- [WHAT TO WORK ON]: Locate each line in the data below that contains the string "RTSP" and copy those lines out in full. The match is case-sensitive.

- [DATA LINES]:
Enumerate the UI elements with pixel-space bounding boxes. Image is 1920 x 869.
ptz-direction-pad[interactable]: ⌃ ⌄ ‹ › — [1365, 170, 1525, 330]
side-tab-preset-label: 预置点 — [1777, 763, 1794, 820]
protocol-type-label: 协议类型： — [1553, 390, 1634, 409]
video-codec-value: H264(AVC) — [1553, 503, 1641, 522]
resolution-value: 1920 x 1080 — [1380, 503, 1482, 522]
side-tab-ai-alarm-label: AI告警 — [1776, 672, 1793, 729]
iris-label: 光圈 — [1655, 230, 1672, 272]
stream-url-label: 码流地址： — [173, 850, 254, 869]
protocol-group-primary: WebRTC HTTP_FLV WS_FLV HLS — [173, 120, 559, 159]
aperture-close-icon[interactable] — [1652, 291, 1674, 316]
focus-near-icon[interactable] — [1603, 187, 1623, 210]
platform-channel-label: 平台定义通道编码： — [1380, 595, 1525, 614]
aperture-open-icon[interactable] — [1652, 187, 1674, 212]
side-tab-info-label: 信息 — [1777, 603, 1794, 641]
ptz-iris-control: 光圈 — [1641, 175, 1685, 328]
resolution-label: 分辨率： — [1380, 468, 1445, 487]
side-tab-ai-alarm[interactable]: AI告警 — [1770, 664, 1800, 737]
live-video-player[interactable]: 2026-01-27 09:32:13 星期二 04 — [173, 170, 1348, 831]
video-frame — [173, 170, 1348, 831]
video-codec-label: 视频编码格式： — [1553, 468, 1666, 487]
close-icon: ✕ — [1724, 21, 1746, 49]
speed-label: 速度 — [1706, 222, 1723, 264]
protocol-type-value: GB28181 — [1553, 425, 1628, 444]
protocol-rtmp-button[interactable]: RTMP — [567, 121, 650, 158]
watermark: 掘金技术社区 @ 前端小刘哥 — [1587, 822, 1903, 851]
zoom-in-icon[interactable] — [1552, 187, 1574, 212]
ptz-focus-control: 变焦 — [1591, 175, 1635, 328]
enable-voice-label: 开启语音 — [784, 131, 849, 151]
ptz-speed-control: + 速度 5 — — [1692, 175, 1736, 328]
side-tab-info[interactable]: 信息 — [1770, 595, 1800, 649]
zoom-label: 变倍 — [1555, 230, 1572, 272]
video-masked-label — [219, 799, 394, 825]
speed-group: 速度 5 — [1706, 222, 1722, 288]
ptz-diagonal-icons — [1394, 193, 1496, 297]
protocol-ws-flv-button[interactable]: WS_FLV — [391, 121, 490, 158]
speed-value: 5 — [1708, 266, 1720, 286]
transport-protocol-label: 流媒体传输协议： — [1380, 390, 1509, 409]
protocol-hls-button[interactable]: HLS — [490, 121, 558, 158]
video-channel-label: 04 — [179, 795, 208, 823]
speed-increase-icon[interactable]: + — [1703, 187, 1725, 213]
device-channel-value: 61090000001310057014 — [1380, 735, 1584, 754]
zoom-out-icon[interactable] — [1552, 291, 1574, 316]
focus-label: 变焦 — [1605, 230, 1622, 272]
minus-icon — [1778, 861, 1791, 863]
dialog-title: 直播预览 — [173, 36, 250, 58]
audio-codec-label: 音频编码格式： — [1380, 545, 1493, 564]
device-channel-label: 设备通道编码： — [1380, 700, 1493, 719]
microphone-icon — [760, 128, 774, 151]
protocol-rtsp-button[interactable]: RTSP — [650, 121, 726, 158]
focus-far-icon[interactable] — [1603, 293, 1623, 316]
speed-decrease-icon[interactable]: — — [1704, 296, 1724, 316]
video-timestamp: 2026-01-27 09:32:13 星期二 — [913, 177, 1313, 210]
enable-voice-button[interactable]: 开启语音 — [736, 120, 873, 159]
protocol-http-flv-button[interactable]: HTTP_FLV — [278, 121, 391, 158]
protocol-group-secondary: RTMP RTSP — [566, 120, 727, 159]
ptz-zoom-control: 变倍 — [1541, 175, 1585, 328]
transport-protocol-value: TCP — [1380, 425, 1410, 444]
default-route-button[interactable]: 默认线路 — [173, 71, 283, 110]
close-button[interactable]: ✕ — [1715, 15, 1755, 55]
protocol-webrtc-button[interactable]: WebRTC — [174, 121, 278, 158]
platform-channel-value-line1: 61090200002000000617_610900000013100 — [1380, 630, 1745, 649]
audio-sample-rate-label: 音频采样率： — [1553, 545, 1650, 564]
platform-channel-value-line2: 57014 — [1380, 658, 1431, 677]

---

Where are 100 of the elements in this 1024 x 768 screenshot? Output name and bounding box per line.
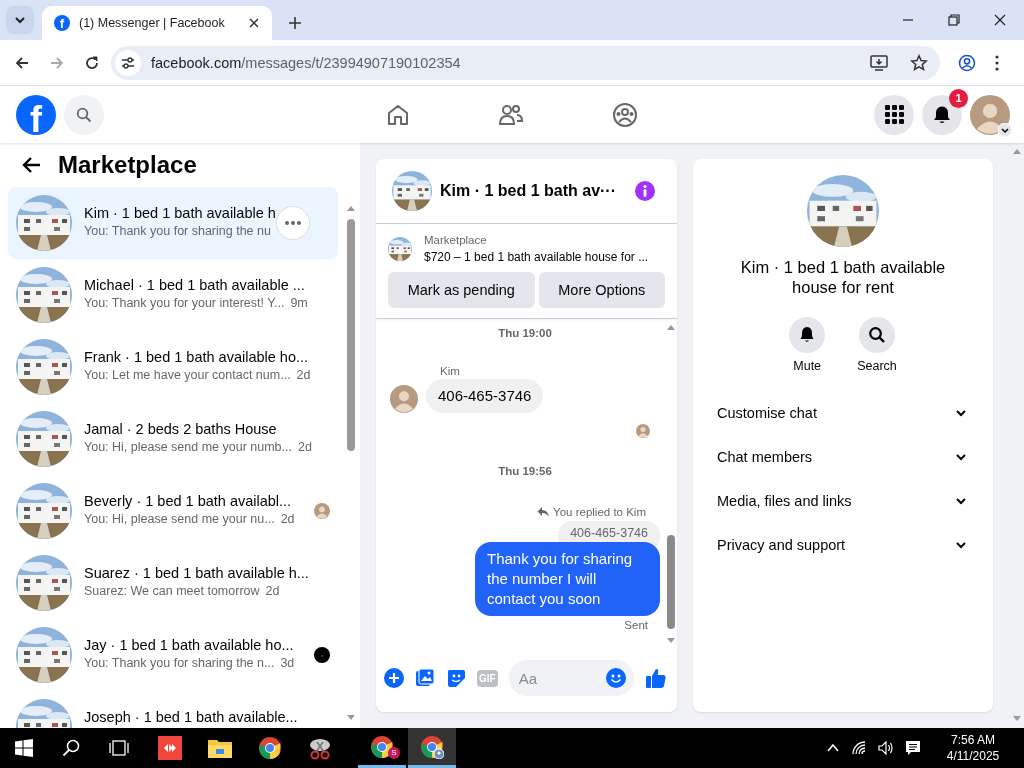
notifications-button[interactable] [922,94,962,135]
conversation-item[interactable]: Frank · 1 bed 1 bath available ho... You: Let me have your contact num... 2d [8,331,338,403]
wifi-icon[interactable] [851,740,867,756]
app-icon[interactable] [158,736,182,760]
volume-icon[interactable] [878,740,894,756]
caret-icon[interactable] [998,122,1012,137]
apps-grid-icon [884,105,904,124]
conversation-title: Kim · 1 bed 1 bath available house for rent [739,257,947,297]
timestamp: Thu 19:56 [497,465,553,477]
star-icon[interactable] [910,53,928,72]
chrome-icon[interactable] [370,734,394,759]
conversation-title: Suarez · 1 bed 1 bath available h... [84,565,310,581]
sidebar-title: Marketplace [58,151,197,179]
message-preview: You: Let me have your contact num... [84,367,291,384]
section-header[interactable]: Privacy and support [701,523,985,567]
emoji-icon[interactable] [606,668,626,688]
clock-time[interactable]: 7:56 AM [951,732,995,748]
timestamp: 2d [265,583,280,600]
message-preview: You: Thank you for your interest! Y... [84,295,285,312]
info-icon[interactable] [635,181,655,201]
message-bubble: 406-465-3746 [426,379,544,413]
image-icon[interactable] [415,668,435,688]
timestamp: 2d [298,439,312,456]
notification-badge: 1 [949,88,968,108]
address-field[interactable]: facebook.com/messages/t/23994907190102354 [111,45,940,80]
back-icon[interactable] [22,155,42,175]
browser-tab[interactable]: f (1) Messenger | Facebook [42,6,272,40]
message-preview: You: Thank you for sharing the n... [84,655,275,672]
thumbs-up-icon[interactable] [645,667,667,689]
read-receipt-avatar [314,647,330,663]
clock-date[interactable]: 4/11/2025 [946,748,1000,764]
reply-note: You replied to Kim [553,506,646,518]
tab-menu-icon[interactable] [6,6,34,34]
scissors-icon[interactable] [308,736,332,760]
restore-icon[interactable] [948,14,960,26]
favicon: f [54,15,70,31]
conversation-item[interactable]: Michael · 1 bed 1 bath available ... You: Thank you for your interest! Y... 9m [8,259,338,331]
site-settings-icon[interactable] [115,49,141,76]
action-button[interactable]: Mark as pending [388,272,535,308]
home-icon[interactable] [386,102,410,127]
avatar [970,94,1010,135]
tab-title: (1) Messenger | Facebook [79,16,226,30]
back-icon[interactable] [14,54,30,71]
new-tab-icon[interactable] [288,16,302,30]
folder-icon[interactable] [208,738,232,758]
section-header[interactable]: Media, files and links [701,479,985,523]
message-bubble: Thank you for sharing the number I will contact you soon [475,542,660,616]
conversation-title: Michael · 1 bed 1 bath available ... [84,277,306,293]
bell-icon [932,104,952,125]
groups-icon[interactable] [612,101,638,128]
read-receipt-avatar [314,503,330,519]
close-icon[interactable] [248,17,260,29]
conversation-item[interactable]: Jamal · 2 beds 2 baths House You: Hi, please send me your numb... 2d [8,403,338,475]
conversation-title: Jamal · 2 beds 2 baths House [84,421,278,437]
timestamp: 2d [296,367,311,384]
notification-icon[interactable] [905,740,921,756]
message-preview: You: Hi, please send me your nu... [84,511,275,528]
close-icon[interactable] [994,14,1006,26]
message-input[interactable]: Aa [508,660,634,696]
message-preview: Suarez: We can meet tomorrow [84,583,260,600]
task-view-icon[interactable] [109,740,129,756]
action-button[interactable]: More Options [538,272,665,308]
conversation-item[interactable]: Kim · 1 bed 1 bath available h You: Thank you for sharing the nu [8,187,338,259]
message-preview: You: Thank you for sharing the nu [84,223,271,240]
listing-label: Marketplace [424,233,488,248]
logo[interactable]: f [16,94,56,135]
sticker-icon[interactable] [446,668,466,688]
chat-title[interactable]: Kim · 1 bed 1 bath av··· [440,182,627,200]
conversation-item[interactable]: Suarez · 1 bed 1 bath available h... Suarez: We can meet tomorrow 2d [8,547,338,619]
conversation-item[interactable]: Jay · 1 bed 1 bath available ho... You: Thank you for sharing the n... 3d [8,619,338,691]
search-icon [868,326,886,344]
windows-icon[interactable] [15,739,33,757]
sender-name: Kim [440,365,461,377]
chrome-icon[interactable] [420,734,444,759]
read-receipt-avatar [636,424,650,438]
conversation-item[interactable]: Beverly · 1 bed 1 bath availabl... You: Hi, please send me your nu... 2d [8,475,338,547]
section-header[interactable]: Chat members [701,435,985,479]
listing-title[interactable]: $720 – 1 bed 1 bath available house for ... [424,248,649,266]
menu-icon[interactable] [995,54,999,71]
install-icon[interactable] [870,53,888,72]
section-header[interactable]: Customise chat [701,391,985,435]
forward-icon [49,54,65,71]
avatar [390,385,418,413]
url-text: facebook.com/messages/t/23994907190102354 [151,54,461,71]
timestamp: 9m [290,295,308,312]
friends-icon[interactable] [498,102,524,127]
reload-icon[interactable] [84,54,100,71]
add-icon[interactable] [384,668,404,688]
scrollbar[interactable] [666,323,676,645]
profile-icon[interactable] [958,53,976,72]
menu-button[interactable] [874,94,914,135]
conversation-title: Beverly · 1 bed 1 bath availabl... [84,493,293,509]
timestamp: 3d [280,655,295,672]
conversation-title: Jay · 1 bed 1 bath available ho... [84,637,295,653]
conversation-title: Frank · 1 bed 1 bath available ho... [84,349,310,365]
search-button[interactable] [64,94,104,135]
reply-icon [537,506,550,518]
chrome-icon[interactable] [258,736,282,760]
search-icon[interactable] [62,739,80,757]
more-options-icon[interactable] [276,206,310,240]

- [TASK SOLUTION]:
protocol-rtsp-button[interactable]: RTSP — [650, 121, 726, 158]
protocol-group-secondary: RTMP RTSP — [566, 120, 727, 159]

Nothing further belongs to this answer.